= EXTRAITS DU MATÉRIEL =
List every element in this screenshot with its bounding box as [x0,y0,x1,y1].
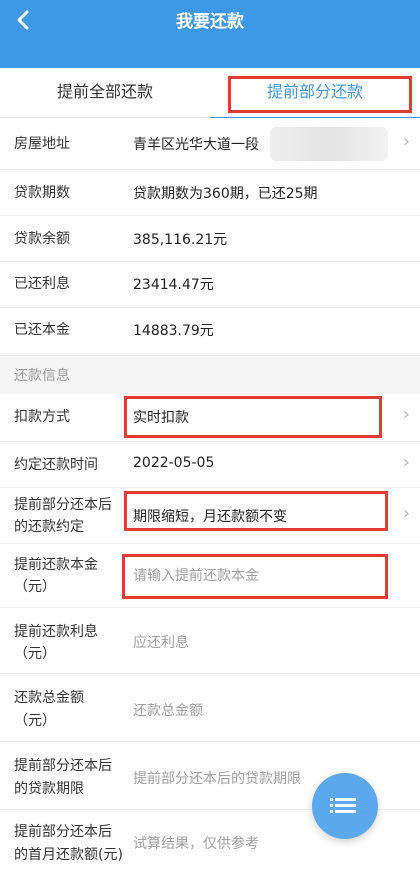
prepay-principal-label-line2: （元） [14,579,56,595]
loan-term-label: 贷款期数 [14,185,70,201]
prepay-interest-row: 提前还款利息 （元） 应还利息 [0,608,420,674]
prepay-principal-row[interactable]: 提前还款本金 （元） 请输入提前还款本金 [0,544,420,608]
interest-paid-value: 23414.47元 [133,277,214,293]
first-month-label-line1: 提前部分还本后 [14,824,112,840]
repay-agreement-row[interactable]: 提前部分还本后 的还款约定 期限缩短，月还款额不变 › [0,488,420,544]
blurred-address-mask [270,127,388,161]
repay-date-row[interactable]: 约定还款时间 2022-05-05 › [0,442,420,488]
term-after-label-line1: 提前部分还本后 [14,758,112,774]
loan-balance-label: 贷款余额 [14,231,70,247]
term-after-label-line2: 的贷款期限 [14,781,84,797]
tab-bar: 提前全部还款 提前部分还款 [0,68,420,119]
prepay-principal-input[interactable]: 请输入提前还款本金 [133,565,259,585]
chevron-right-icon: › [402,404,410,425]
chevron-right-icon: › [402,452,410,473]
loan-term-value: 贷款期数为360期，已还25期 [133,186,318,202]
principal-paid-value: 14883.79元 [133,323,214,339]
prepay-interest-label-line1: 提前还款利息 [14,624,98,640]
chevron-right-icon: › [402,131,410,152]
principal-paid-label: 已还本金 [14,322,70,338]
deduction-method-row[interactable]: 扣款方式 实时扣款 › [0,394,420,442]
repay-date-label: 约定还款时间 [14,457,98,473]
app-header: 我要还款 [0,0,420,68]
repay-date-value[interactable]: 2022-05-05 [133,455,214,471]
total-amount-row: 还款总金额 （元） 还款总金额 [0,674,420,742]
address-label: 房屋地址 [14,136,70,152]
interest-paid-label: 已还利息 [14,276,70,292]
repay-agreement-label-line2: 的还款约定 [14,519,84,535]
deduction-method-value[interactable]: 实时扣款 [133,407,189,427]
repay-agreement-label-line1: 提前部分还本后 [14,497,112,513]
tab-partial-prepayment-label: 提前部分还款 [266,82,363,101]
loan-balance-row: 贷款余额 385,116.21元 [0,216,420,262]
total-amount-label-line1: 还款总金额 [14,690,84,706]
principal-paid-row: 已还本金 14883.79元 [0,308,420,356]
deduction-method-label: 扣款方式 [14,409,70,425]
total-amount-value: 还款总金额 [133,703,203,719]
repayment-info-section-header: 还款信息 [0,356,420,394]
section-title: 还款信息 [14,368,70,384]
tab-partial-prepayment[interactable]: 提前部分还款 [210,68,420,119]
list-fab-button[interactable] [312,773,378,839]
loan-balance-value: 385,116.21元 [133,232,228,248]
prepay-interest-value: 应还利息 [133,635,189,651]
repay-agreement-value[interactable]: 期限缩短，月还款额不变 [133,506,287,526]
term-after-value: 提前部分还本后的贷款期限 [133,771,301,787]
page-title: 我要还款 [176,12,244,32]
prepay-principal-label-line1: 提前还款本金 [14,557,98,573]
chevron-right-icon: › [402,503,410,524]
loan-term-row: 贷款期数 贷款期数为360期，已还25期 [0,170,420,216]
prepay-interest-label-line2: （元） [14,646,56,662]
address-value: 青羊区光华大道一段 [133,137,259,153]
first-month-value: 试算结果，仅供参考 [133,836,259,852]
first-month-label-line2: 的首月还款额(元) [14,847,123,863]
total-amount-label-line2: （元） [14,713,56,729]
interest-paid-row: 已还利息 23414.47元 [0,262,420,308]
tab-full-prepayment[interactable]: 提前全部还款 [0,68,210,118]
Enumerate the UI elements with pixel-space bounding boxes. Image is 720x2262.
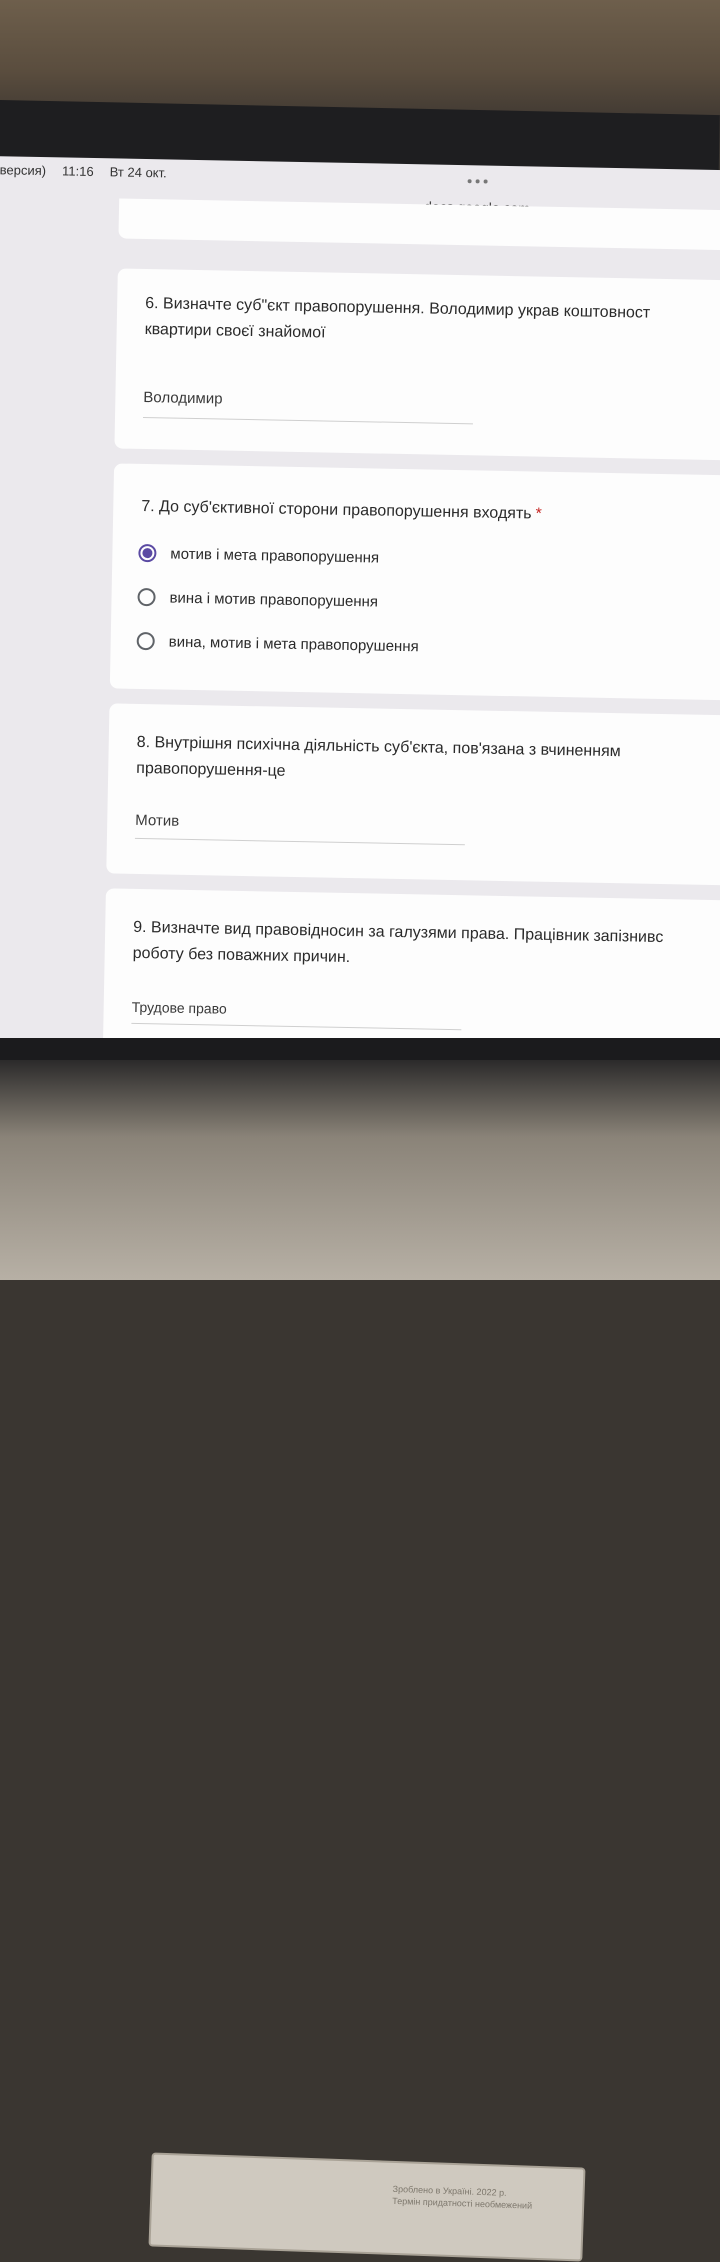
option-2[interactable]: вина і мотив правопорушення — [137, 587, 379, 611]
required-asterisk: * — [535, 505, 542, 523]
question-9-title: 9. Визначте вид правовідносин за галузям… — [132, 915, 720, 979]
question-6-title: 6. Визначте суб"єкт правопорушення. Воло… — [144, 291, 720, 355]
option-3-label: вина, мотив і мета правопорушення — [168, 633, 419, 655]
status-app: версия) — [0, 162, 47, 179]
multitask-dots-icon[interactable] — [467, 179, 488, 184]
question-8-answer[interactable]: Мотив — [135, 812, 179, 830]
question-8-title: 8. Внутрішня психічна діяльність суб'єкт… — [136, 730, 720, 794]
paper-box: Зроблено в Україні. 2022 р. Термін прида… — [148, 2152, 586, 2262]
option-1-label: мотив і мета правопорушення — [170, 545, 380, 567]
question-6-answer[interactable]: Володимир — [143, 389, 222, 408]
tablet-screen: версия) 11:16 Вт 24 окт. docs.google.com… — [0, 156, 720, 1071]
paper-text: Зроблено в Україні. 2022 р. Термін прида… — [392, 2183, 553, 2213]
radio-checked-icon[interactable] — [138, 543, 157, 563]
status-date: Вт 24 окт. — [109, 164, 167, 181]
radio-unchecked-icon[interactable] — [137, 587, 156, 607]
question-9-answer-underline — [131, 1022, 462, 1031]
previous-question-card — [118, 198, 720, 251]
status-bar: версия) 11:16 Вт 24 окт. — [0, 162, 167, 180]
question-8-answer-underline — [134, 837, 465, 846]
option-1[interactable]: мотив і мета правопорушення — [138, 543, 380, 567]
question-card-6: 6. Визначте суб"єкт правопорушення. Воло… — [114, 268, 720, 461]
question-7-title-text: 7. До суб'єктивної сторони правопорушенн… — [141, 497, 532, 523]
question-6-answer-underline — [142, 416, 473, 425]
option-3[interactable]: вина, мотив і мета правопорушення — [136, 631, 419, 655]
question-card-7: 7. До суб'єктивної сторони правопорушенн… — [109, 463, 720, 701]
question-7-title: 7. До суб'єктивної сторони правопорушенн… — [141, 494, 720, 532]
desk-surface: Зроблено в Україні. 2022 р. Термін прида… — [0, 1060, 720, 2262]
radio-unchecked-icon[interactable] — [136, 631, 155, 651]
question-9-answer[interactable]: Трудове право — [132, 999, 227, 1017]
question-card-8: 8. Внутрішня психічна діяльність суб'єкт… — [106, 703, 720, 886]
status-time: 11:16 — [61, 163, 94, 179]
option-2-label: вина і мотив правопорушення — [169, 589, 379, 611]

= EXERCICE =
Remplacez « chevron-right-icon » par « arrow-right-icon » dans tout le matériel ci-dessus et recopiez-le sans rien modifier d'autre. N'incluez pas les images dans la réponse.

= RÉSULTAT ATTENDU =
List every element in this screenshot with its bounding box as [x0,y0,x1,y1].
prepay-principal-label-line2: （元） [14,579,56,595]
loan-term-label: 贷款期数 [14,185,70,201]
prepay-interest-row: 提前还款利息 （元） 应还利息 [0,608,420,674]
prepay-principal-row[interactable]: 提前还款本金 （元） 请输入提前还款本金 [0,544,420,608]
interest-paid-value: 23414.47元 [133,277,214,293]
first-month-label-line1: 提前部分还本后 [14,824,112,840]
repay-agreement-row[interactable]: 提前部分还本后 的还款约定 期限缩短，月还款额不变 › [0,488,420,544]
blurred-address-mask [270,127,388,161]
repay-date-row[interactable]: 约定还款时间 2022-05-05 › [0,442,420,488]
term-after-label-line1: 提前部分还本后 [14,758,112,774]
loan-balance-label: 贷款余额 [14,231,70,247]
term-after-label-line2: 的贷款期限 [14,781,84,797]
tab-bar: 提前全部还款 提前部分还款 [0,68,420,119]
prepay-principal-input[interactable]: 请输入提前还款本金 [133,565,259,585]
arrow-right-icon: › [402,404,410,425]
arrow-right-icon: › [402,452,410,473]
loan-term-value: 贷款期数为360期，已还25期 [133,186,318,202]
principal-paid-value: 14883.79元 [133,323,214,339]
prepay-interest-label-line1: 提前还款利息 [14,624,98,640]
arrow-right-icon: › [402,131,410,152]
principal-paid-label: 已还本金 [14,322,70,338]
deduction-method-row[interactable]: 扣款方式 实时扣款 › [0,394,420,442]
repay-date-label: 约定还款时间 [14,457,98,473]
app-header: 我要还款 [0,0,420,68]
repay-date-value[interactable]: 2022-05-05 [133,455,214,471]
total-amount-row: 还款总金额 （元） 还款总金额 [0,674,420,742]
address-label: 房屋地址 [14,136,70,152]
interest-paid-label: 已还利息 [14,276,70,292]
repay-agreement-label-line2: 的还款约定 [14,519,84,535]
deduction-method-value[interactable]: 实时扣款 [133,407,189,427]
repay-agreement-label-line1: 提前部分还本后 [14,497,112,513]
tab-partial-prepayment-label: 提前部分还款 [266,82,363,101]
loan-balance-row: 贷款余额 385,116.21元 [0,216,420,262]
total-amount-label-line1: 还款总金额 [14,690,84,706]
principal-paid-row: 已还本金 14883.79元 [0,308,420,356]
deduction-method-label: 扣款方式 [14,409,70,425]
total-amount-value: 还款总金额 [133,703,203,719]
repayment-info-section-header: 还款信息 [0,356,420,394]
section-title: 还款信息 [14,368,70,384]
tab-partial-prepayment[interactable]: 提前部分还款 [210,68,420,119]
list-fab-button[interactable] [312,773,378,839]
loan-balance-value: 385,116.21元 [133,232,228,248]
prepay-interest-value: 应还利息 [133,635,189,651]
repay-agreement-value[interactable]: 期限缩短，月还款额不变 [133,506,287,526]
term-after-value: 提前部分还本后的贷款期限 [133,771,301,787]
page-title: 我要还款 [176,12,244,32]
prepay-principal-label-line1: 提前还款本金 [14,557,98,573]
arrow-right-icon: › [402,503,410,524]
loan-term-row: 贷款期数 贷款期数为360期，已还25期 [0,170,420,216]
prepay-interest-label-line2: （元） [14,646,56,662]
address-value: 青羊区光华大道一段 [133,137,259,153]
first-month-value: 试算结果，仅供参考 [133,836,259,852]
first-month-label-line2: 的首月还款额(元) [14,847,123,863]
total-amount-label-line2: （元） [14,713,56,729]
interest-paid-row: 已还利息 23414.47元 [0,262,420,308]
tab-full-prepayment[interactable]: 提前全部还款 [0,68,210,118]
Enumerate the UI elements with pixel-space bounding boxes. Image is 720x2262.
option-2[interactable]: вина і мотив правопорушення — [137, 587, 379, 611]
required-asterisk: * — [535, 505, 542, 523]
question-9-title: 9. Визначте вид правовідносин за галузям… — [132, 915, 720, 979]
question-6-title: 6. Визначте суб"єкт правопорушення. Воло… — [144, 291, 720, 355]
option-3-label: вина, мотив і мета правопорушення — [168, 633, 419, 655]
status-app: версия) — [0, 162, 47, 179]
multitask-dots-icon[interactable] — [467, 179, 488, 184]
question-8-answer[interactable]: Мотив — [135, 812, 179, 830]
question-8-title: 8. Внутрішня психічна діяльність суб'єкт… — [136, 730, 720, 794]
paper-box: Зроблено в Україні. 2022 р. Термін прида… — [148, 2152, 586, 2262]
option-1-label: мотив і мета правопорушення — [170, 545, 380, 567]
question-6-answer[interactable]: Володимир — [143, 389, 222, 408]
tablet-screen: версия) 11:16 Вт 24 окт. docs.google.com… — [0, 156, 720, 1071]
paper-text: Зроблено в Україні. 2022 р. Термін прида… — [392, 2183, 553, 2213]
radio-checked-icon[interactable] — [138, 543, 157, 563]
status-date: Вт 24 окт. — [109, 164, 167, 181]
radio-unchecked-icon[interactable] — [137, 587, 156, 607]
question-9-answer-underline — [131, 1022, 462, 1031]
previous-question-card — [118, 198, 720, 251]
status-bar: версия) 11:16 Вт 24 окт. — [0, 162, 167, 180]
question-8-answer-underline — [134, 837, 465, 846]
option-1[interactable]: мотив і мета правопорушення — [138, 543, 380, 567]
question-card-6: 6. Визначте суб"єкт правопорушення. Воло… — [114, 268, 720, 461]
question-7-title-text: 7. До суб'єктивної сторони правопорушенн… — [141, 497, 532, 523]
question-6-answer-underline — [142, 416, 473, 425]
option-3[interactable]: вина, мотив і мета правопорушення — [136, 631, 419, 655]
question-card-7: 7. До суб'єктивної сторони правопорушенн… — [109, 463, 720, 701]
question-7-title: 7. До суб'єктивної сторони правопорушенн… — [141, 494, 720, 532]
desk-surface: Зроблено в Україні. 2022 р. Термін прида… — [0, 1060, 720, 2262]
radio-unchecked-icon[interactable] — [136, 631, 155, 651]
question-9-answer[interactable]: Трудове право — [132, 999, 227, 1017]
question-card-8: 8. Внутрішня психічна діяльність суб'єкт… — [106, 703, 720, 886]
status-time: 11:16 — [61, 163, 94, 179]
option-2-label: вина і мотив правопорушення — [169, 589, 379, 611]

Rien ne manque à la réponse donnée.